**RECORDS FOR PROCESSING**
------------

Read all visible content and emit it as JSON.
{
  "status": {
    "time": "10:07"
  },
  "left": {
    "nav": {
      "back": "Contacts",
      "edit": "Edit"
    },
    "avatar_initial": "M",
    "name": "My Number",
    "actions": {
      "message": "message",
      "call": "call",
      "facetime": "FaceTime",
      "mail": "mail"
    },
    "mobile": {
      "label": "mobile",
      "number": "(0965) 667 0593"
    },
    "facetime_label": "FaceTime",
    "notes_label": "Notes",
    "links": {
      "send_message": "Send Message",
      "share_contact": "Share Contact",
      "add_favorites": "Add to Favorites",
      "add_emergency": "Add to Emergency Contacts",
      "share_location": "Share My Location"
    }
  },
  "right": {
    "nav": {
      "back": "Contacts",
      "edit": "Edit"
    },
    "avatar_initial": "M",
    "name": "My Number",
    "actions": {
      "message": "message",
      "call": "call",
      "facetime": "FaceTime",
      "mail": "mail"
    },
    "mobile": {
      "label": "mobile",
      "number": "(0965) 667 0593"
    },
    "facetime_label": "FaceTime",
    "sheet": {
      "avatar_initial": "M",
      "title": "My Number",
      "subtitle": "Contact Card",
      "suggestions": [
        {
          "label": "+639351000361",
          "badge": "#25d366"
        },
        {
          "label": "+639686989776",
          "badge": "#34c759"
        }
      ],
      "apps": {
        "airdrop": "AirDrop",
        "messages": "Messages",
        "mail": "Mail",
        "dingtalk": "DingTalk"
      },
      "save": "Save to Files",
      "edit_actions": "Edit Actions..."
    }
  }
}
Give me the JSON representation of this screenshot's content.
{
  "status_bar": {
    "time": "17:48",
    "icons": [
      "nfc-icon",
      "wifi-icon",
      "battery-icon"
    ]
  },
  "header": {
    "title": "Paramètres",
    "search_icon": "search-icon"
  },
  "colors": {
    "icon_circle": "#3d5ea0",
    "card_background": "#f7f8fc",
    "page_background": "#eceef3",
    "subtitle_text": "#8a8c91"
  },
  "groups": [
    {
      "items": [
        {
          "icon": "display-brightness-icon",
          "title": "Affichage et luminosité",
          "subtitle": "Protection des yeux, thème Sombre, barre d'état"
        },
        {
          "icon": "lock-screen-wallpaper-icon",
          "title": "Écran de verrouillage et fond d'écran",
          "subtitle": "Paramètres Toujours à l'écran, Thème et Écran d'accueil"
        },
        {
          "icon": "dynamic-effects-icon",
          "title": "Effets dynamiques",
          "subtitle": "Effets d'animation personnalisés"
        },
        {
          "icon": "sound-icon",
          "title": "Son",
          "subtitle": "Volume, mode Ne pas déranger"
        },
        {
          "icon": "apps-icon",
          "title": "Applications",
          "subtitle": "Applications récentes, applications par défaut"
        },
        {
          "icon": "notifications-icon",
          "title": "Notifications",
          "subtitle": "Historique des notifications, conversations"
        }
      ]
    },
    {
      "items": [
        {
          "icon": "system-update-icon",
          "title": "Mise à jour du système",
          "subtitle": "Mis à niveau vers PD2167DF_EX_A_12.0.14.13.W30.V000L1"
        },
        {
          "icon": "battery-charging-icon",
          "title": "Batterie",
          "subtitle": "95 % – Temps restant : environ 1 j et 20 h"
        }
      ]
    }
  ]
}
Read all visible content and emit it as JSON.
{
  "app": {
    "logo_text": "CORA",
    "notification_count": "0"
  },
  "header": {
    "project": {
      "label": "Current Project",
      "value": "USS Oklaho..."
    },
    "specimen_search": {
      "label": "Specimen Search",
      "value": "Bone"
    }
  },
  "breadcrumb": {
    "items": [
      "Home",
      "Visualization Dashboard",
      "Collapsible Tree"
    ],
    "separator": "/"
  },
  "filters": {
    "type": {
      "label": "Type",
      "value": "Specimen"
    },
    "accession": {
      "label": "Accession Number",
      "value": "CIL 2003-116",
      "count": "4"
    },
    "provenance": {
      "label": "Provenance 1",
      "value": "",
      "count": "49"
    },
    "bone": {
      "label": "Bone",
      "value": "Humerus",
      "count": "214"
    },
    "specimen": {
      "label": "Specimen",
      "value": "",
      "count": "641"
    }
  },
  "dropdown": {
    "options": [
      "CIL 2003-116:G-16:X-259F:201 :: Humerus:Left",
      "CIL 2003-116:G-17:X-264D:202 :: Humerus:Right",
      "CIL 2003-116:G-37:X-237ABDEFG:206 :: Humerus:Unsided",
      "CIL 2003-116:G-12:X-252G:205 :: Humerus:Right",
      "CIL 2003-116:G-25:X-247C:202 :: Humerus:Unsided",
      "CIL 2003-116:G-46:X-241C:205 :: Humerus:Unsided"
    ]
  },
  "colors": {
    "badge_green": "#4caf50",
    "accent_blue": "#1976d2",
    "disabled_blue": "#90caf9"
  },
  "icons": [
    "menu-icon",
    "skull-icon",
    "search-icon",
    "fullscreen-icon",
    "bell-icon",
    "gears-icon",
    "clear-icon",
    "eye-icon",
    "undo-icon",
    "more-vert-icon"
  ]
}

------------

**DO THIS**
Reproduce the complete data exactly as presented above.

**ANSWER TO THE TASK**
Read all visible content and emit it as JSON.
{
  "status": {
    "time": "10:07"
  },
  "left": {
    "nav": {
      "back": "Contacts",
      "edit": "Edit"
    },
    "avatar_initial": "M",
    "name": "My Number",
    "actions": {
      "message": "message",
      "call": "call",
      "facetime": "FaceTime",
      "mail": "mail"
    },
    "mobile": {
      "label": "mobile",
      "number": "(0965) 667 0593"
    },
    "facetime_label": "FaceTime",
    "notes_label": "Notes",
    "links": {
      "send_message": "Send Message",
      "share_contact": "Share Contact",
      "add_favorites": "Add to Favorites",
      "add_emergency": "Add to Emergency Contacts",
      "share_location": "Share My Location"
    }
  },
  "right": {
    "nav": {
      "back": "Contacts",
      "edit": "Edit"
    },
    "avatar_initial": "M",
    "name": "My Number",
    "actions": {
      "message": "message",
      "call": "call",
      "facetime": "FaceTime",
      "mail": "mail"
    },
    "mobile": {
      "label": "mobile",
      "number": "(0965) 667 0593"
    },
    "facetime_label": "FaceTime",
    "sheet": {
      "avatar_initial": "M",
      "title": "My Number",
      "subtitle": "Contact Card",
      "suggestions": [
        {
          "label": "+639351000361",
          "badge": "#25d366"
        },
        {
          "label": "+639686989776",
          "badge": "#34c759"
        }
      ],
      "apps": {
        "airdrop": "AirDrop",
        "messages": "Messages",
        "mail": "Mail",
        "dingtalk": "DingTalk"
      },
      "save": "Save to Files",
      "edit_actions": "Edit Actions..."
    }
  }
}
Give me the JSON representation of this screenshot's content.
{
  "status_bar": {
    "time": "17:48",
    "icons": [
      "nfc-icon",
      "wifi-icon",
      "battery-icon"
    ]
  },
  "header": {
    "title": "Paramètres",
    "search_icon": "search-icon"
  },
  "colors": {
    "icon_circle": "#3d5ea0",
    "card_background": "#f7f8fc",
    "page_background": "#eceef3",
    "subtitle_text": "#8a8c91"
  },
  "groups": [
    {
      "items": [
        {
          "icon": "display-brightness-icon",
          "title": "Affichage et luminosité",
          "subtitle": "Protection des yeux, thème Sombre, barre d'état"
        },
        {
          "icon": "lock-screen-wallpaper-icon",
          "title": "Écran de verrouillage et fond d'écran",
          "subtitle": "Paramètres Toujours à l'écran, Thème et Écran d'accueil"
        },
        {
          "icon": "dynamic-effects-icon",
          "title": "Effets dynamiques",
          "subtitle": "Effets d'animation personnalisés"
        },
        {
          "icon": "sound-icon",
          "title": "Son",
          "subtitle": "Volume, mode Ne pas déranger"
        },
        {
          "icon": "apps-icon",
          "title": "Applications",
          "subtitle": "Applications récentes, applications par défaut"
        },
        {
          "icon": "notifications-icon",
          "title": "Notifications",
          "subtitle": "Historique des notifications, conversations"
        }
      ]
    },
    {
      "items": [
        {
          "icon": "system-update-icon",
          "title": "Mise à jour du système",
          "subtitle": "Mis à niveau vers PD2167DF_EX_A_12.0.14.13.W30.V000L1"
        },
        {
          "icon": "battery-charging-icon",
          "title": "Batterie",
          "subtitle": "95 % – Temps restant : environ 1 j et 20 h"
        }
      ]
    }
  ]
}
Read all visible content and emit it as JSON.
{
  "app": {
    "logo_text": "CORA",
    "notification_count": "0"
  },
  "header": {
    "project": {
      "label": "Current Project",
      "value": "USS Oklaho..."
    },
    "specimen_search": {
      "label": "Specimen Search",
      "value": "Bone"
    }
  },
  "breadcrumb": {
    "items": [
      "Home",
      "Visualization Dashboard",
      "Collapsible Tree"
    ],
    "separator": "/"
  },
  "filters": {
    "type": {
      "label": "Type",
      "value": "Specimen"
    },
    "accession": {
      "label": "Accession Number",
      "value": "CIL 2003-116",
      "count": "4"
    },
    "provenance": {
      "label": "Provenance 1",
      "value": "",
      "count": "49"
    },
    "bone": {
      "label": "Bone",
      "value": "Humerus",
      "count": "214"
    },
    "specimen": {
      "label": "Specimen",
      "value": "",
      "count": "641"
    }
  },
  "dropdown": {
    "options": [
      "CIL 2003-116:G-16:X-259F:201 :: Humerus:Left",
      "CIL 2003-116:G-17:X-264D:202 :: Humerus:Right",
      "CIL 2003-116:G-37:X-237ABDEFG:206 :: Humerus:Unsided",
      "CIL 2003-116:G-12:X-252G:205 :: Humerus:Right",
      "CIL 2003-116:G-25:X-247C:202 :: Humerus:Unsided",
      "CIL 2003-116:G-46:X-241C:205 :: Humerus:Unsided"
    ]
  },
  "colors": {
    "badge_green": "#4caf50",
    "accent_blue": "#1976d2",
    "disabled_blue": "#90caf9"
  },
  "icons": [
    "menu-icon",
    "skull-icon",
    "search-icon",
    "fullscreen-icon",
    "bell-icon",
    "gears-icon",
    "clear-icon",
    "eye-icon",
    "undo-icon",
    "more-vert-icon"
  ]
}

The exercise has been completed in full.